[Rows from a figure dataset]
-- -- --
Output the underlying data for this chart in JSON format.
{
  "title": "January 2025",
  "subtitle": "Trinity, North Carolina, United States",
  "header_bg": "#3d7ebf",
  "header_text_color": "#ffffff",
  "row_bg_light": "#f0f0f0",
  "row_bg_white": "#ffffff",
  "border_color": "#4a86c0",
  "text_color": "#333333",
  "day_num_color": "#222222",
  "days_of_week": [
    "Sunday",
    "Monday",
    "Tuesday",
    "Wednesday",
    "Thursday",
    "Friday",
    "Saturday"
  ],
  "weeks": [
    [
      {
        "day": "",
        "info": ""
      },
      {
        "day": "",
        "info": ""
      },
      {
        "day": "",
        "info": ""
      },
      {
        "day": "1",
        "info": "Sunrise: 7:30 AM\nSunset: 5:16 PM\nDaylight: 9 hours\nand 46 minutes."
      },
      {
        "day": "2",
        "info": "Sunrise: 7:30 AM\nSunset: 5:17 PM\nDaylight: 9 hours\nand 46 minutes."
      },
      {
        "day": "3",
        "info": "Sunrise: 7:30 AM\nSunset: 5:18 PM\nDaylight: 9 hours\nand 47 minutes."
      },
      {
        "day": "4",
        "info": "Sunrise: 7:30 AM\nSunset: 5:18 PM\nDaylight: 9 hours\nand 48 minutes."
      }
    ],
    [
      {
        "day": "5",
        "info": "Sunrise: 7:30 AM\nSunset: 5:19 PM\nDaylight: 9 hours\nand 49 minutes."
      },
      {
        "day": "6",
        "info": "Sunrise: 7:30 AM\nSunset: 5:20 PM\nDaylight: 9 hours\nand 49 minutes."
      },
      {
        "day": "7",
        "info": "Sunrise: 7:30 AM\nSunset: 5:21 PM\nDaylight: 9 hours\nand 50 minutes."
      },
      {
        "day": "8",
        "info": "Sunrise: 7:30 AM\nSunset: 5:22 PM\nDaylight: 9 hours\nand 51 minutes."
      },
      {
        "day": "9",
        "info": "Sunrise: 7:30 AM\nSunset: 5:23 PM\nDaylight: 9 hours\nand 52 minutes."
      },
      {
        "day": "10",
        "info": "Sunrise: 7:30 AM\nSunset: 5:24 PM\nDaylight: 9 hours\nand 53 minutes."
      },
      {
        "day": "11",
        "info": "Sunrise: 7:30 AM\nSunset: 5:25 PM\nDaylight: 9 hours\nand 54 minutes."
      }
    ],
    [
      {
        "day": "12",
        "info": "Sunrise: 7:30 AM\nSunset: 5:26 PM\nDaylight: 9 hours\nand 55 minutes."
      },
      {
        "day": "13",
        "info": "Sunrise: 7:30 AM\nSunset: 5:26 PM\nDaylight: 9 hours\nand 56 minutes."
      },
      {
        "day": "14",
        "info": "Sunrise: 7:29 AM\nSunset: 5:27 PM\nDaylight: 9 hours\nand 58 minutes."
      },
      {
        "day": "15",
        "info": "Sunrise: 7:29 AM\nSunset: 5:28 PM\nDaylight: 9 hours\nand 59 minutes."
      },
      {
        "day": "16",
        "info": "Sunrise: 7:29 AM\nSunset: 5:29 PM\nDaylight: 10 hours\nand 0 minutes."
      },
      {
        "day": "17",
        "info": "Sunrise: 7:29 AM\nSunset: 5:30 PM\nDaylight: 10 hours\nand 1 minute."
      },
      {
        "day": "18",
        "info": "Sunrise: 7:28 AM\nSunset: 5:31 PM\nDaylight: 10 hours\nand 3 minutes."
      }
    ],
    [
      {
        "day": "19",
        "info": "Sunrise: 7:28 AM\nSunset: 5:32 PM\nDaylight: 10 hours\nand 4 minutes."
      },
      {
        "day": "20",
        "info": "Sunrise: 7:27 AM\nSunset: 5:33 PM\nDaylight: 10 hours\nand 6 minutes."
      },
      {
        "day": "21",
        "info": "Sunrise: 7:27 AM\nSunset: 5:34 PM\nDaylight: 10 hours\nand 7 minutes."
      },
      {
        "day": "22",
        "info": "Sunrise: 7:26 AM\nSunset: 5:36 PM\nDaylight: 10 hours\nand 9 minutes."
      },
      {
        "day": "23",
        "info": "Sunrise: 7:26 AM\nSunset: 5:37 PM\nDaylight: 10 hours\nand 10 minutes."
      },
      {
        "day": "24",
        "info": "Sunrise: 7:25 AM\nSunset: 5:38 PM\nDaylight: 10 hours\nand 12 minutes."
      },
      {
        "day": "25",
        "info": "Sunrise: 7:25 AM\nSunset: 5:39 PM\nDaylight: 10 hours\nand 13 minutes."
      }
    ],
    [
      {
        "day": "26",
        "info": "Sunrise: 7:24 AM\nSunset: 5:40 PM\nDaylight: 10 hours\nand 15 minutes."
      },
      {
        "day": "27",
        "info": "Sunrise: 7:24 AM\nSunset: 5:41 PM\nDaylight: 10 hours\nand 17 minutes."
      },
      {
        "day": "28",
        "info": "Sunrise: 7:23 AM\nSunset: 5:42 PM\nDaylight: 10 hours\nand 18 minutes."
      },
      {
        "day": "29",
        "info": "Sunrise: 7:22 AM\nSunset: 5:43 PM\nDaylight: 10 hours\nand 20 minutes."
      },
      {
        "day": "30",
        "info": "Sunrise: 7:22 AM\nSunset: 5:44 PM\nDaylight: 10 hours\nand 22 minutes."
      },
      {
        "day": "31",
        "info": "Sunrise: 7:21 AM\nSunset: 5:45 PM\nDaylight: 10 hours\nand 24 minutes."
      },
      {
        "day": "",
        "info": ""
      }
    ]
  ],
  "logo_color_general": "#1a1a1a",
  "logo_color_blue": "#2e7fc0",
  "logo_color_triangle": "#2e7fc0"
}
-- -- --
(Task to carry out): Calculate how many lines of the material include the string "ffffff", and state that number by itself.

(Complete response): 2